Provided data:
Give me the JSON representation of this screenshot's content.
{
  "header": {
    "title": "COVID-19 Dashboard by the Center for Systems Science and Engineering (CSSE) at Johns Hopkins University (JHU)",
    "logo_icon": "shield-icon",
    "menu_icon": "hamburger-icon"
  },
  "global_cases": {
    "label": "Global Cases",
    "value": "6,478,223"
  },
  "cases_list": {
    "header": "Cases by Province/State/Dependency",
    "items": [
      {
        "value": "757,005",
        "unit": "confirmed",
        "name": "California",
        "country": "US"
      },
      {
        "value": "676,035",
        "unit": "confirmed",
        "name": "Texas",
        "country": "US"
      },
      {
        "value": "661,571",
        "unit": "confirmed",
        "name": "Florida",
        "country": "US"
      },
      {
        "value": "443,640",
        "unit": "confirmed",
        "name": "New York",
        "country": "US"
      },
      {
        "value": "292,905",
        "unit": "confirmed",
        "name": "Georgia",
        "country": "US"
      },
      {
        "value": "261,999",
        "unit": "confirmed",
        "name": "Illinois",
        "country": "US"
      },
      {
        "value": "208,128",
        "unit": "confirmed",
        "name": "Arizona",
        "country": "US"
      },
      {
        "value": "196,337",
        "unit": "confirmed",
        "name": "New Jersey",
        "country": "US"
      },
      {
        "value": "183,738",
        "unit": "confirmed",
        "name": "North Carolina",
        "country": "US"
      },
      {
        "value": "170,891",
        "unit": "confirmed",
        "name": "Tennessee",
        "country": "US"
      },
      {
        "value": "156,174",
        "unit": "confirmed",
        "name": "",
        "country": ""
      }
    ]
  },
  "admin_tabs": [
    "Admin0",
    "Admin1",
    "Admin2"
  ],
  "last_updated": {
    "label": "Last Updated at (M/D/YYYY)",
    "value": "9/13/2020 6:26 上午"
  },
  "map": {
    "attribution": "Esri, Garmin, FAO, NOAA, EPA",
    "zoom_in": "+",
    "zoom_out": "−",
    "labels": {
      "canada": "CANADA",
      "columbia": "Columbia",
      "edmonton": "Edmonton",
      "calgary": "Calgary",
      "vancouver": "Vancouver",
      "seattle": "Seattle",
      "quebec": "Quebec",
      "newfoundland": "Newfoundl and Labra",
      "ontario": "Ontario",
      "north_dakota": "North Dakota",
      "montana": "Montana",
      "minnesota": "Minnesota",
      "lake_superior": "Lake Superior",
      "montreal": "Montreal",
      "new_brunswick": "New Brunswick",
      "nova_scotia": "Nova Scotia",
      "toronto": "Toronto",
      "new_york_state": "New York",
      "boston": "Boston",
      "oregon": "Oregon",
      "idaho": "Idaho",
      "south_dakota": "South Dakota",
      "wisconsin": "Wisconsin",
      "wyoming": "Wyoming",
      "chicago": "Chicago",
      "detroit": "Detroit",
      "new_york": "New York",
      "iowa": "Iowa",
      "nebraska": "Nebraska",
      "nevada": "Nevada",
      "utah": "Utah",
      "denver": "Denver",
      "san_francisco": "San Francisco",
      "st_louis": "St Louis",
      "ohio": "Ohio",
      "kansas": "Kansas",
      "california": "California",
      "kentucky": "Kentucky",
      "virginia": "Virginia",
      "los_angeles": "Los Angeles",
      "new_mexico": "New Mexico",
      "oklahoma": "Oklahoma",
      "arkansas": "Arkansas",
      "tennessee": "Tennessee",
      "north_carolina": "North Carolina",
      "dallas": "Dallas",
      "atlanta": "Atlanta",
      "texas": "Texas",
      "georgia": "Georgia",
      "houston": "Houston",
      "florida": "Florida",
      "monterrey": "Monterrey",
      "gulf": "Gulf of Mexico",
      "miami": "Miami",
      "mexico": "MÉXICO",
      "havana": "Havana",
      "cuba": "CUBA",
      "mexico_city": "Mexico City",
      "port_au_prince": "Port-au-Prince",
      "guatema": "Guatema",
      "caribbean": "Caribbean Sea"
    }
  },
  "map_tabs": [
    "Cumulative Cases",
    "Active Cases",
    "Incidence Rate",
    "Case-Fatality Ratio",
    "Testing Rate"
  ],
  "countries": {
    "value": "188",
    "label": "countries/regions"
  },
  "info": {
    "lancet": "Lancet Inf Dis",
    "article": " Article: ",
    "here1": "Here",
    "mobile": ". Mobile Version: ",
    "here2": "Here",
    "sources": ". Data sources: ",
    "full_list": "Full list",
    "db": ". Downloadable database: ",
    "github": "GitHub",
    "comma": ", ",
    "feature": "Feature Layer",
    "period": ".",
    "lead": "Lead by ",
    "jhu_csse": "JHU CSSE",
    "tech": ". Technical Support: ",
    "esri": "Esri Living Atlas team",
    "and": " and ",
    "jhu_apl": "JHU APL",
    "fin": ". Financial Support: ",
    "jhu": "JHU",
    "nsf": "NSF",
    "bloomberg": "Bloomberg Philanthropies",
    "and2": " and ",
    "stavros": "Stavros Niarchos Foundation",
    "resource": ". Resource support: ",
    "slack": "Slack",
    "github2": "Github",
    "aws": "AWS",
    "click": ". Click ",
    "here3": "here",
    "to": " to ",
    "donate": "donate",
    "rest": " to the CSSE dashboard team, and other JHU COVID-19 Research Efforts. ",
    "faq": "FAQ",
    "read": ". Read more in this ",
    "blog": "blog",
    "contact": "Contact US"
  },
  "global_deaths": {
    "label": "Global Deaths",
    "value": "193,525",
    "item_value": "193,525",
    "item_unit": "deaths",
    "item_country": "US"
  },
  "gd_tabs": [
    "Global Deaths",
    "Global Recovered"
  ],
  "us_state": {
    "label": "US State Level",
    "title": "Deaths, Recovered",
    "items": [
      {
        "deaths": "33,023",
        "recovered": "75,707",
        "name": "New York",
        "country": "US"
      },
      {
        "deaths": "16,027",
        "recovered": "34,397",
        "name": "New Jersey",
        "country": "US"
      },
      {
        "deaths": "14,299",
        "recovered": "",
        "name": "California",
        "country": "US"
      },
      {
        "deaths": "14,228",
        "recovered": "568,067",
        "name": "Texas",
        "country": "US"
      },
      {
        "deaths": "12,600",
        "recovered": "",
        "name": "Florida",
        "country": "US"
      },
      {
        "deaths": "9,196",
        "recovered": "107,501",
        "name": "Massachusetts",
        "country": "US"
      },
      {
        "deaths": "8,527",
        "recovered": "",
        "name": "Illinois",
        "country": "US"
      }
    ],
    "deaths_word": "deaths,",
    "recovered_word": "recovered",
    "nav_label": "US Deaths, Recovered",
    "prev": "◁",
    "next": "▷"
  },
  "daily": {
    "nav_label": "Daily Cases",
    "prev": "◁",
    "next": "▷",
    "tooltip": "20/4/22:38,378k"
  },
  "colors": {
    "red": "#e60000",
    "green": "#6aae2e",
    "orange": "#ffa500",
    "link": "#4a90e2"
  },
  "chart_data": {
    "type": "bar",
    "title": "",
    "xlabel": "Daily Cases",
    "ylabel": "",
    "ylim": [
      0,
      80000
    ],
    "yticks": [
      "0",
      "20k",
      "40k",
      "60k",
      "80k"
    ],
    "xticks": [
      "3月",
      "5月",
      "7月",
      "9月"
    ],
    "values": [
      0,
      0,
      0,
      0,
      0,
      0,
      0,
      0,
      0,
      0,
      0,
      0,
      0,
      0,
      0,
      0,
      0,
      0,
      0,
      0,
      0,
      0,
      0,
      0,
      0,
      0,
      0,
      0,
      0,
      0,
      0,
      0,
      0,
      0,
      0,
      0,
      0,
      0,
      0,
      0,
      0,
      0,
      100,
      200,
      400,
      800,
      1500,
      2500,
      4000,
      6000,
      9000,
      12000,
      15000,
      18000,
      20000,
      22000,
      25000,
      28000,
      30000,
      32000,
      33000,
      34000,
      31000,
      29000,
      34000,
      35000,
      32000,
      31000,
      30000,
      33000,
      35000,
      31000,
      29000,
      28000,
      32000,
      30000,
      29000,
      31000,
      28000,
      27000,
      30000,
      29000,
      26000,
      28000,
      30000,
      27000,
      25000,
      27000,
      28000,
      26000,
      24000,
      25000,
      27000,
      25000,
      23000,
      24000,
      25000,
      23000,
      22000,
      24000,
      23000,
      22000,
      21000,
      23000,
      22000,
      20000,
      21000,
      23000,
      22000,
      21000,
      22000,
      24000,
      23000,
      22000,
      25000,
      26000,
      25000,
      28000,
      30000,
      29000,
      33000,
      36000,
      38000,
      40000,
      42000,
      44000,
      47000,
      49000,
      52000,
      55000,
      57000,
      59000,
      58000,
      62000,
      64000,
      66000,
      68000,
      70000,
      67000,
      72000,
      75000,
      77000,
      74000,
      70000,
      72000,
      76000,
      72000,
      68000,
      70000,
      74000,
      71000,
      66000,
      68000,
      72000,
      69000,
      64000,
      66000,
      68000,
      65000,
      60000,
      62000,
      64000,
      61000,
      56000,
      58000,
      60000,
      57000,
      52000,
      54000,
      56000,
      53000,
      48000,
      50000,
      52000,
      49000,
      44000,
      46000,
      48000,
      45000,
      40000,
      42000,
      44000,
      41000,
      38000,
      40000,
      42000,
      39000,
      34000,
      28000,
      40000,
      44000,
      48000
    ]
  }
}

Task objective:
Extract every line from the records above that contains the word "icon".

Worked answer:
    "logo_icon": "shield-icon",
    "menu_icon": "hamburger-icon"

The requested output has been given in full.